**YOUR OBJECTIVE:** Reproduce the listing verbatim.

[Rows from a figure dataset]
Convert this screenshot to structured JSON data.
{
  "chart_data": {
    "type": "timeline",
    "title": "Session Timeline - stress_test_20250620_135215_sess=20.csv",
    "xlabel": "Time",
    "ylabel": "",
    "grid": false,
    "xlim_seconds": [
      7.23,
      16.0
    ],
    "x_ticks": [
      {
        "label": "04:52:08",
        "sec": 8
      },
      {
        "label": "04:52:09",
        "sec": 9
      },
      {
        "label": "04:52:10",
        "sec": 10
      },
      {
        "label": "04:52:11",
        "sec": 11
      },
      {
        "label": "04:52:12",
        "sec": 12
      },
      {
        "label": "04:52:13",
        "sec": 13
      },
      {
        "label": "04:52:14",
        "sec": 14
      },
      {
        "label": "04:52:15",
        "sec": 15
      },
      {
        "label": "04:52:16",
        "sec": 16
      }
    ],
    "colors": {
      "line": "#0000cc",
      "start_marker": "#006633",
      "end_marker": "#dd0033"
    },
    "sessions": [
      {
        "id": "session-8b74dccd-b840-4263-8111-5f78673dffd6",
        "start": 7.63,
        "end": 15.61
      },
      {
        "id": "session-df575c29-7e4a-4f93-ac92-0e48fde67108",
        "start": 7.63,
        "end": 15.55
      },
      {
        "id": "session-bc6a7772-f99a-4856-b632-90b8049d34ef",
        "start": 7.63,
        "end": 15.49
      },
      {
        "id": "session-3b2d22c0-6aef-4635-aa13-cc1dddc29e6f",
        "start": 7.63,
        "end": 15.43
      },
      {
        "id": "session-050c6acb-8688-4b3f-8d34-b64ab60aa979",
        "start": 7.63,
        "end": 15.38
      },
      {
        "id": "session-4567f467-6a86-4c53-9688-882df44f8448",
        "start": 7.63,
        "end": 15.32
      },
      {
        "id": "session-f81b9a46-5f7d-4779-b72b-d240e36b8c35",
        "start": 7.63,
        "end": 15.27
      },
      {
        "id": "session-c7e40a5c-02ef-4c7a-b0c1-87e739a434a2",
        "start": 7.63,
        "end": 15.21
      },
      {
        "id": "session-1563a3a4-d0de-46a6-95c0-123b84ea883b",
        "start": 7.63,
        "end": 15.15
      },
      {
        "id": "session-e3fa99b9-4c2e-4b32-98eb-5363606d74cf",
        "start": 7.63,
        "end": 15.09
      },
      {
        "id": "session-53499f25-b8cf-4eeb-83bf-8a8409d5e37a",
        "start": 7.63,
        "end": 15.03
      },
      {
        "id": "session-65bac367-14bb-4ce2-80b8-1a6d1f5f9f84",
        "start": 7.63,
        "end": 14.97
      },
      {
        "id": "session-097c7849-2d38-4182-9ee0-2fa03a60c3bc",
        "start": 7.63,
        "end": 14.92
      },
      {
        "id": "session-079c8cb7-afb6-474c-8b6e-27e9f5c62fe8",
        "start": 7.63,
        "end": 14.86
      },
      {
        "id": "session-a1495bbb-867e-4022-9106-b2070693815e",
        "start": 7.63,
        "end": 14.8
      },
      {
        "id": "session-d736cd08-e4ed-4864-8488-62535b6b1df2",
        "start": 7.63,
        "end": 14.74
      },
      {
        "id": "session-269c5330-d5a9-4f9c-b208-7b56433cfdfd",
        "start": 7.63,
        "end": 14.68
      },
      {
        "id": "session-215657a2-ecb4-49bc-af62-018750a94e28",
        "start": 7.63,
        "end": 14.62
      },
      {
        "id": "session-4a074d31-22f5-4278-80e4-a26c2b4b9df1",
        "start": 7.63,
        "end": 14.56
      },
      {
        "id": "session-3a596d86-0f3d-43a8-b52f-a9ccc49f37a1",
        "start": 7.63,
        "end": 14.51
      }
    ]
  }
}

**CORRECT OUTPUT:**
Convert this screenshot to structured JSON data.
{
  "chart_data": {
    "type": "timeline",
    "title": "Session Timeline - stress_test_20250620_135215_sess=20.csv",
    "xlabel": "Time",
    "ylabel": "",
    "grid": false,
    "xlim_seconds": [
      7.23,
      16.0
    ],
    "x_ticks": [
      {
        "label": "04:52:08",
        "sec": 8
      },
      {
        "label": "04:52:09",
        "sec": 9
      },
      {
        "label": "04:52:10",
        "sec": 10
      },
      {
        "label": "04:52:11",
        "sec": 11
      },
      {
        "label": "04:52:12",
        "sec": 12
      },
      {
        "label": "04:52:13",
        "sec": 13
      },
      {
        "label": "04:52:14",
        "sec": 14
      },
      {
        "label": "04:52:15",
        "sec": 15
      },
      {
        "label": "04:52:16",
        "sec": 16
      }
    ],
    "colors": {
      "line": "#0000cc",
      "start_marker": "#006633",
      "end_marker": "#dd0033"
    },
    "sessions": [
      {
        "id": "session-8b74dccd-b840-4263-8111-5f78673dffd6",
        "start": 7.63,
        "end": 15.61
      },
      {
        "id": "session-df575c29-7e4a-4f93-ac92-0e48fde67108",
        "start": 7.63,
        "end": 15.55
      },
      {
        "id": "session-bc6a7772-f99a-4856-b632-90b8049d34ef",
        "start": 7.63,
        "end": 15.49
      },
      {
        "id": "session-3b2d22c0-6aef-4635-aa13-cc1dddc29e6f",
        "start": 7.63,
        "end": 15.43
      },
      {
        "id": "session-050c6acb-8688-4b3f-8d34-b64ab60aa979",
        "start": 7.63,
        "end": 15.38
      },
      {
        "id": "session-4567f467-6a86-4c53-9688-882df44f8448",
        "start": 7.63,
        "end": 15.32
      },
      {
        "id": "session-f81b9a46-5f7d-4779-b72b-d240e36b8c35",
        "start": 7.63,
        "end": 15.27
      },
      {
        "id": "session-c7e40a5c-02ef-4c7a-b0c1-87e739a434a2",
        "start": 7.63,
        "end": 15.21
      },
      {
        "id": "session-1563a3a4-d0de-46a6-95c0-123b84ea883b",
        "start": 7.63,
        "end": 15.15
      },
      {
        "id": "session-e3fa99b9-4c2e-4b32-98eb-5363606d74cf",
        "start": 7.63,
        "end": 15.09
      },
      {
        "id": "session-53499f25-b8cf-4eeb-83bf-8a8409d5e37a",
        "start": 7.63,
        "end": 15.03
      },
      {
        "id": "session-65bac367-14bb-4ce2-80b8-1a6d1f5f9f84",
        "start": 7.63,
        "end": 14.97
      },
      {
        "id": "session-097c7849-2d38-4182-9ee0-2fa03a60c3bc",
        "start": 7.63,
        "end": 14.92
      },
      {
        "id": "session-079c8cb7-afb6-474c-8b6e-27e9f5c62fe8",
        "start": 7.63,
        "end": 14.86
      },
      {
        "id": "session-a1495bbb-867e-4022-9106-b2070693815e",
        "start": 7.63,
        "end": 14.8
      },
      {
        "id": "session-d736cd08-e4ed-4864-8488-62535b6b1df2",
        "start": 7.63,
        "end": 14.74
      },
      {
        "id": "session-269c5330-d5a9-4f9c-b208-7b56433cfdfd",
        "start": 7.63,
        "end": 14.68
      },
      {
        "id": "session-215657a2-ecb4-49bc-af62-018750a94e28",
        "start": 7.63,
        "end": 14.62
      },
      {
        "id": "session-4a074d31-22f5-4278-80e4-a26c2b4b9df1",
        "start": 7.63,
        "end": 14.56
      },
      {
        "id": "session-3a596d86-0f3d-43a8-b52f-a9ccc49f37a1",
        "start": 7.63,
        "end": 14.51
      }
    ]
  }
}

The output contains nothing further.